Data entries:
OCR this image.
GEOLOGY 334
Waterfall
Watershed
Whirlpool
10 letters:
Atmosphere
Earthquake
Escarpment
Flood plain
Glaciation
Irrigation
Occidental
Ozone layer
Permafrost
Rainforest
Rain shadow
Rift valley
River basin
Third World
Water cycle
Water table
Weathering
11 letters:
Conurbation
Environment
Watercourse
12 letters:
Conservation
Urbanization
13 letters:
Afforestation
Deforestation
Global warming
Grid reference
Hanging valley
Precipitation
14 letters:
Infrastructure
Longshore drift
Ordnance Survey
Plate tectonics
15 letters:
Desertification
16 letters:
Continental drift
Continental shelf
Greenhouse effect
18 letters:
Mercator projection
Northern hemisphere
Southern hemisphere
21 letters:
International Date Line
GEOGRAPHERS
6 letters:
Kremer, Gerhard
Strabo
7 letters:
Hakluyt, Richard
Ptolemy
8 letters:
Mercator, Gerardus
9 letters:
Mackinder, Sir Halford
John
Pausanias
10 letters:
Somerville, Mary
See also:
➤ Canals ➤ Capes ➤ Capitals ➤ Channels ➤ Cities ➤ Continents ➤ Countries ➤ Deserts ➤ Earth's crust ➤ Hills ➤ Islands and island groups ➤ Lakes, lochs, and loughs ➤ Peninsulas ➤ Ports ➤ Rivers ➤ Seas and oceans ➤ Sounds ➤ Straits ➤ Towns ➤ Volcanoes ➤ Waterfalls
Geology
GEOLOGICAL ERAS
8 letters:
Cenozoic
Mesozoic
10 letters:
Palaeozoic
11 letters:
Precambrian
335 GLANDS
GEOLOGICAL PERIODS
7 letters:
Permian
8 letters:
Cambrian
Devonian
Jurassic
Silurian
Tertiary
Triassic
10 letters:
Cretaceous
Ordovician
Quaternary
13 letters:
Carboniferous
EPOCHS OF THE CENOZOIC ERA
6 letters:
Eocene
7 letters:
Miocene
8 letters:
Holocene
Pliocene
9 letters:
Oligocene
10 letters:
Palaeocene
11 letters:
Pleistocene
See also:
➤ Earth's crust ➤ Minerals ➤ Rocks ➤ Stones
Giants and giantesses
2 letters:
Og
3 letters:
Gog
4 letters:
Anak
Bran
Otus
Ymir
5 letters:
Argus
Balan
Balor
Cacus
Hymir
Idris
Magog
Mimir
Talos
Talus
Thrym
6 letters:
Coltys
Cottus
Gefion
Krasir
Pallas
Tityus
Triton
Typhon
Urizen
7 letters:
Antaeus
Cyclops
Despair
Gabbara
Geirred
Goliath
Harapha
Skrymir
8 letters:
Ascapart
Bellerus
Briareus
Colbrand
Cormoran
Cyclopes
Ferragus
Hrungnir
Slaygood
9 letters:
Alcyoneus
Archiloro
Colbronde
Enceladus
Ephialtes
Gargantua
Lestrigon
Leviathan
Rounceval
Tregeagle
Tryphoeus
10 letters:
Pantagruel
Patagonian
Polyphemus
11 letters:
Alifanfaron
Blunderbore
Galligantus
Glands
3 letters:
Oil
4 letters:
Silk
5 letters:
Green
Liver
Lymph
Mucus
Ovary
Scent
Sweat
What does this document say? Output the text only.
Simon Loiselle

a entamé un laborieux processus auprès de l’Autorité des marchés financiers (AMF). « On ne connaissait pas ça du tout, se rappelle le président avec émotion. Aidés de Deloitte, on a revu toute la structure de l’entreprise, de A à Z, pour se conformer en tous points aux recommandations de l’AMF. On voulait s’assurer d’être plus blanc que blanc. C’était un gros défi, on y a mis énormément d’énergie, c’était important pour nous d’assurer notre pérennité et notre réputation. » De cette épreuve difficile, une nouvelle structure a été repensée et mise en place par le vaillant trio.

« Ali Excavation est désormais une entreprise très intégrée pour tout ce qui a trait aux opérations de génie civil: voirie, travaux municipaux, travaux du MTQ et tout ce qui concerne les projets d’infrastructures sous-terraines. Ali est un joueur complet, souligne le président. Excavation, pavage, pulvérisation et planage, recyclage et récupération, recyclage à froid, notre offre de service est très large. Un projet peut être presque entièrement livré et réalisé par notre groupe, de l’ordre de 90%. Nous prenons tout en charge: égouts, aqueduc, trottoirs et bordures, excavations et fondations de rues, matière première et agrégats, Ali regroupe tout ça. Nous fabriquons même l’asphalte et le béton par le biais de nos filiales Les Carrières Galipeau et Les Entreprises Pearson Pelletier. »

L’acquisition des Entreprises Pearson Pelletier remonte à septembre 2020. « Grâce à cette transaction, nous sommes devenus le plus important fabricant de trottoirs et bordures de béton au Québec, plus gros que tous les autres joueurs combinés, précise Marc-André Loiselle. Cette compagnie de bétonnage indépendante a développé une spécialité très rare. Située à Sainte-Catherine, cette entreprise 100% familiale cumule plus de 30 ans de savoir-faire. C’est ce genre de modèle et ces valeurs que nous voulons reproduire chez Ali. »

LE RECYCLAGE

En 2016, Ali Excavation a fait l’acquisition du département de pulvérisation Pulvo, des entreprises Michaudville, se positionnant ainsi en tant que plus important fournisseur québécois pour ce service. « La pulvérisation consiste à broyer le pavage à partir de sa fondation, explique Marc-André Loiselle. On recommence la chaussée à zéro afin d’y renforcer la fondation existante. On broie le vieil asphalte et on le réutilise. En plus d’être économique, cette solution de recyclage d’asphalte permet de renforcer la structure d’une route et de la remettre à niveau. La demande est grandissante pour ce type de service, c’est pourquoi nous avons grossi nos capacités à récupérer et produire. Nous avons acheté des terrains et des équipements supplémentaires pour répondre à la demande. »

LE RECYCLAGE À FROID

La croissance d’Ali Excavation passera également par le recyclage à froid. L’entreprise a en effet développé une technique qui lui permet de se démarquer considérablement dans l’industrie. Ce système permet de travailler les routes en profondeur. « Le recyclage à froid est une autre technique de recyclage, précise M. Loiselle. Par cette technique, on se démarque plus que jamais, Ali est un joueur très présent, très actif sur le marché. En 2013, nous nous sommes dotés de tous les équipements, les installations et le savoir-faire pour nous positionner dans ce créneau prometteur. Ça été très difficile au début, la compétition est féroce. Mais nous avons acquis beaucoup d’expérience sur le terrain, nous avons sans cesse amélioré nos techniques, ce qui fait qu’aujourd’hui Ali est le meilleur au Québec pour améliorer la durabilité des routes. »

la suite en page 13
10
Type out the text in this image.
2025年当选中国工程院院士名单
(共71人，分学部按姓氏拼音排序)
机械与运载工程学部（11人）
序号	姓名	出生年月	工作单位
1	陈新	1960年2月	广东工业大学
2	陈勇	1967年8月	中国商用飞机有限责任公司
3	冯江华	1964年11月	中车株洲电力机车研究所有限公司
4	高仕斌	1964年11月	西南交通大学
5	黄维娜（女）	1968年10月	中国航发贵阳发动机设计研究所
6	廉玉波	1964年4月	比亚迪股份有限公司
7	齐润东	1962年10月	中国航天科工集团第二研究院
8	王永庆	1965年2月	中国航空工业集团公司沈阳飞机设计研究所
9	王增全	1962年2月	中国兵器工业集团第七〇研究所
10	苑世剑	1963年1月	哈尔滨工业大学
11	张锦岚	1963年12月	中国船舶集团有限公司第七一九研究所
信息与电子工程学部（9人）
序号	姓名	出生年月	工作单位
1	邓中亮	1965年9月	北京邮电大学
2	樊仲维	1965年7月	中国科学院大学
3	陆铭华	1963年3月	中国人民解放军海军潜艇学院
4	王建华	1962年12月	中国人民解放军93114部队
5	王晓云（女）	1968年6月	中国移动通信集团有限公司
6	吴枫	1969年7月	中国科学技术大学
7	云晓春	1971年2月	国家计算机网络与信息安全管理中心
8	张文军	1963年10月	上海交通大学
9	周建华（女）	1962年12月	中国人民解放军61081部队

» **SET PROBLEM**
Identify and list each line with the word "tous".

» **SOLUTION TO THIS TASK**
a entamé un laborieux processus auprès de l’Autorité des marchés financiers (AMF). « On ne connaissait pas ça du tout, se rappelle le président avec émotion. Aidés de Deloitte, on a revu toute la structure de l’entreprise, de A à Z, pour se conformer en tous points aux recommandations de l’AMF. On voulait s’assurer d’être plus blanc que blanc. C’était un gros défi, on y a mis énormément d’énergie, c’était important pour nous d’assurer notre pérennité et notre réputation. » De cette épreuve difficile, une nouvelle structure a été repensée et mise en place par le vaillant trio.
L’acquisition des Entreprises Pearson Pelletier remonte à septembre 2020. « Grâce à cette transaction, nous sommes devenus le plus important fabricant de trottoirs et bordures de béton au Québec, plus gros que tous les autres joueurs combinés, précise Marc-André Loiselle. Cette compagnie de bétonnage indépendante a développé une spécialité très rare. Située à Sainte-Catherine, cette entreprise 100% familiale cumule plus de 30 ans de savoir-faire. C’est ce genre de modèle et ces valeurs que nous voulons reproduire chez Ali. »
La croissance d’Ali Excavation passera également par le recyclage à froid. L’entreprise a en effet développé une technique qui lui permet de se démarquer considérablement dans l’industrie. Ce système permet de travailler les routes en profondeur. « Le recyclage à froid est une autre technique de recyclage, précise M. Loiselle. Par cette technique, on se démarque plus que jamais, Ali est un joueur très présent, très actif sur le marché. En 2013, nous nous sommes dotés de tous les équipements, les installations et le savoir-faire pour nous positionner dans ce créneau prometteur. Ça été très difficile au début, la compétition est féroce. Mais nous avons acquis beaucoup d’expérience sur le terrain, nous avons sans cesse amélioré nos techniques, ce qui fait qu’aujourd’hui Ali est le meilleur au Québec pour améliorer la durabilité des routes. »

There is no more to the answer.